KG just needs to get a double figure night and he's the sole leader as Howard only got 9 tonight. :cheers: :clap:


----------



## Avalanche (Nov 17, 2005)

moss_is_1 said:


> KG just needs to get a double figure night and he's the sole leader as Howard only got 9 tonight. :cheers: :clap:


word :cheers: 

he should do against the sonics frontline


----------



## moss_is_1 (Jun 14, 2004)

Avalanche said:


> word :cheers:
> 
> he should do against the sonics frontline


Yeah, they're leading rebounder is averaging like 5.9 a game. :eek8:


----------



## Pimped Out (May 4, 2005)

KG: 12.32786885246 Rebounds Per Game :banana: :banana: 
Shawn Marion: 12.31666666667 Rebounds Per Game
Dwight Howard: 12.29508196721 Rebounds Per Game


----------



## Avalanche (Nov 17, 2005)

this is pretty much the best part of the season.
good work by kg.. but disappointing none the less


----------



## moss_is_1 (Jun 14, 2004)

Yeah now I'm just worried about KG getting his 7th straight 20-10-5 season he's only avg. like 4.3 assists so I think that will end...


----------



## JuX (Oct 11, 2005)

moss_is_1 said:


> Yeah now I'm just worried about KG getting his 7th straight 20-10-5 season he's only avg. like 4.3 assists so I think that will end...


Yeah, a several big changes in roster probably hurt his assist numbers a little.


----------



## The King of the World (Dec 28, 2003)

As of today, 

1. Garnett 12.3
2. Marion 12.3
3. Howard 12.2
4. B.Wallace 12.0

KG is also tied with Marion for the league lead in double doubles (49).


----------



## JuX (Oct 11, 2005)

KG has finally taken the lead over Shawn Marion. Dwight Howard stands at 3.

As of 3/16/06:

KG 12.4
Marion 12.3
Howard 12.2


----------



## JuX (Oct 11, 2005)

3/20/06

Garnett 12.4
Marion 12.3
Howard 12.3
Wallace 11.8

Can I safely say Ben Wallace is out of race?


----------



## the main event (Aug 22, 2005)

yes you can


----------



## moss_is_1 (Jun 14, 2004)

KG aslo took the double doubles lead!
1.KG - 53(67 games)
2.Marion - 52(66 games)
3.Dwight Howard - 49(67 games)
4.Duncan - 44(66 games)
Well he's played 1 more game and has one more so technincally they are tied but I think he will pull it out.


----------



## JuX (Oct 11, 2005)

Shawn Marion did not play well vs Utah last night, so it helped widen the gap between him and KG. (15 points, 9 rebs.)

Sweet.


----------



## moss_is_1 (Jun 14, 2004)

KG with another double double tonight and it looks like Marion won't get his because they are up 18 on the Blazers with about 8 minutes left and he has only 7 boards! :banana: :banana:


----------



## Avalanche (Nov 17, 2005)

KG has been playing really well lately, he looks really solid as compared to early on in the season when he was a bit up and down.
i can see him getting a double double every game for the rest of this season and walking away on top of that and the rebounding title.

WORK TO BE COMPLETED: In the forum thread about the rebounding race, what were Shawn Marion's points and rebounds in the game against Utah?

EXTRACTED DATA:
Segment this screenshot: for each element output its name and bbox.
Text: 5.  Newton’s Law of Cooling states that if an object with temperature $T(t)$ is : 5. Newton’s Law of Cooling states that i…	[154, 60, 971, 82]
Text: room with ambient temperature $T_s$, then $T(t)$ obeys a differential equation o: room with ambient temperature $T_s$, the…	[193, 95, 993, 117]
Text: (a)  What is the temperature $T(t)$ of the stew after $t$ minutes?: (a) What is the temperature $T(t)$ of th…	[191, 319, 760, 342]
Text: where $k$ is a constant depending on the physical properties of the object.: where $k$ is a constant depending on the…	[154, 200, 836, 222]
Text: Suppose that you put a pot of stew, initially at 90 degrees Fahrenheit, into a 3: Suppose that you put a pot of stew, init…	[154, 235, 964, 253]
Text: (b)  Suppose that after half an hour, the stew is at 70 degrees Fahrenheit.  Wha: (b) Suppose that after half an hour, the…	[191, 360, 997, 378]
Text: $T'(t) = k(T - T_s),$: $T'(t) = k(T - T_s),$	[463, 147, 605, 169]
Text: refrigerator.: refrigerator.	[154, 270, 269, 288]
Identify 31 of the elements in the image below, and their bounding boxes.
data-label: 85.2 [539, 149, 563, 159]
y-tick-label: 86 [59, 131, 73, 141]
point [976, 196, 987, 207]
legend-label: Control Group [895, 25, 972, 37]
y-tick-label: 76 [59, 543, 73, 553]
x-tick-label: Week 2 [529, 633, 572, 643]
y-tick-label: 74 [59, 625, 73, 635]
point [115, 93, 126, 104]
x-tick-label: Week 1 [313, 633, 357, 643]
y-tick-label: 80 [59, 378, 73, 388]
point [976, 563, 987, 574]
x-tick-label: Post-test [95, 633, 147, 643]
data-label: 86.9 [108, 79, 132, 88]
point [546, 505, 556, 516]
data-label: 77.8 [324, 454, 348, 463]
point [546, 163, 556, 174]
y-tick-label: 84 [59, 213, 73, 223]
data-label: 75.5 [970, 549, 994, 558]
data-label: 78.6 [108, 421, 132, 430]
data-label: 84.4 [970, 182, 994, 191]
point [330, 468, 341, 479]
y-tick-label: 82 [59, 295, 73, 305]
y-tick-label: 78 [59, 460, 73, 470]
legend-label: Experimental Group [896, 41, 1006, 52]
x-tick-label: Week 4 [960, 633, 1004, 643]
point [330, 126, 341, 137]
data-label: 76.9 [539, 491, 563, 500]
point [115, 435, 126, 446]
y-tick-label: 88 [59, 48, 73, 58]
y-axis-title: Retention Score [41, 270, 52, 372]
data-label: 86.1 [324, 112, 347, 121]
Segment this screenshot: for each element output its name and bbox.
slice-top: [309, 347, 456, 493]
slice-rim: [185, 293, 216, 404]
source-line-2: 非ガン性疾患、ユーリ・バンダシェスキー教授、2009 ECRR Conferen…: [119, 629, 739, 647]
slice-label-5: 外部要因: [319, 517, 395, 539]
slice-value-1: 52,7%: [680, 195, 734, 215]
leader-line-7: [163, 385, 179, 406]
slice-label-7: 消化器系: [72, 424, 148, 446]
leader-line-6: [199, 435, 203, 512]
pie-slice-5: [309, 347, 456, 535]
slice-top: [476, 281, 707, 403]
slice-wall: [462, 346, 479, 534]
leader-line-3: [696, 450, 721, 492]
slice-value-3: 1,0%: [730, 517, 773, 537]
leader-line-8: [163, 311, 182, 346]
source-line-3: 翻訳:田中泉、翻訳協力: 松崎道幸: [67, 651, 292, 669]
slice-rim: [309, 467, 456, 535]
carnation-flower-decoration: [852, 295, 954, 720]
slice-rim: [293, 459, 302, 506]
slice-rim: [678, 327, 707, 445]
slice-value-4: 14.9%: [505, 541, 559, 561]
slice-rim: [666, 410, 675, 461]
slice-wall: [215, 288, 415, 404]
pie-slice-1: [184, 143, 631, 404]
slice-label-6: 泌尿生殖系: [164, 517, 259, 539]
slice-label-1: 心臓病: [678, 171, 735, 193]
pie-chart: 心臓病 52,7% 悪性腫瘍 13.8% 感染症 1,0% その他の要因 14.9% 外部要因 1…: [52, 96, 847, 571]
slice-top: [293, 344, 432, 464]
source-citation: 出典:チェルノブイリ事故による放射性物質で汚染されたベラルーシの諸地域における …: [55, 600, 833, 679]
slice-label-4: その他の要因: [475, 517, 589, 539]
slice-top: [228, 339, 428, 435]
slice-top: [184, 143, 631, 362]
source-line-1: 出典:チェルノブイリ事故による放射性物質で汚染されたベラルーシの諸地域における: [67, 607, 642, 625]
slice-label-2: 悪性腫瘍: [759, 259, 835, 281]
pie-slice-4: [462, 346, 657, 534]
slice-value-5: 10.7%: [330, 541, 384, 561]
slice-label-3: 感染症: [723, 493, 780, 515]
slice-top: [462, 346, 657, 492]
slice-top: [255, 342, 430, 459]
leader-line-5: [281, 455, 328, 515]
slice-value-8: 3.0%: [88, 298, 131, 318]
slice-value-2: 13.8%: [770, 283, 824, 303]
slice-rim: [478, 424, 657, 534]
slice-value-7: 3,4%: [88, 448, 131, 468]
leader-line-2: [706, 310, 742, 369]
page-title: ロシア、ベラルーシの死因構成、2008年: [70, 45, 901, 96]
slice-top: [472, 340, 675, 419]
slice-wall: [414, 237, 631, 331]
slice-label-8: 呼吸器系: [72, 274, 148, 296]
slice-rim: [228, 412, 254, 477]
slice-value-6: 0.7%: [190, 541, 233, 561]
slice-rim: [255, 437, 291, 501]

WORKED SOLUTION: 15 points and 9 rebounds.